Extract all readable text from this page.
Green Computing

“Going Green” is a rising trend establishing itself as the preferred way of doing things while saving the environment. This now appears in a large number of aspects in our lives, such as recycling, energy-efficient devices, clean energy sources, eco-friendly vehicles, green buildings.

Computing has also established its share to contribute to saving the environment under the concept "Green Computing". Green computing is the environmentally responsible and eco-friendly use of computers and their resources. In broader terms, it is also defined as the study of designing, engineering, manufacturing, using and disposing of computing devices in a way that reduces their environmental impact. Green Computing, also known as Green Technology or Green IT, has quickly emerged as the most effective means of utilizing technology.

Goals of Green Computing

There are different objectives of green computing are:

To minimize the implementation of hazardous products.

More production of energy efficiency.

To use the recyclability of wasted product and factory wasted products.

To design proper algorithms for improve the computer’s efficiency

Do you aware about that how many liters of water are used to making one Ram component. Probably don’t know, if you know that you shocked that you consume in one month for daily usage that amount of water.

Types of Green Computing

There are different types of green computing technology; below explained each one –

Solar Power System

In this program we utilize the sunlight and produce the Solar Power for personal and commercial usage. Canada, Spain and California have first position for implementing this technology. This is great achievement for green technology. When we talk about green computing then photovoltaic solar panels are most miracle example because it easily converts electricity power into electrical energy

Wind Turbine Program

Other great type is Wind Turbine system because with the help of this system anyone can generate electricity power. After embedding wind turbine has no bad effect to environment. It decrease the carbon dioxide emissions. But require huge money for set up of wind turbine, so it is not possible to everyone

*Exercise*. Search the data for "efficiency". Copy every matching line.

*Answer to the problem*.
More production of energy efficiency.
To design proper algorithms for improve the computer’s efficiency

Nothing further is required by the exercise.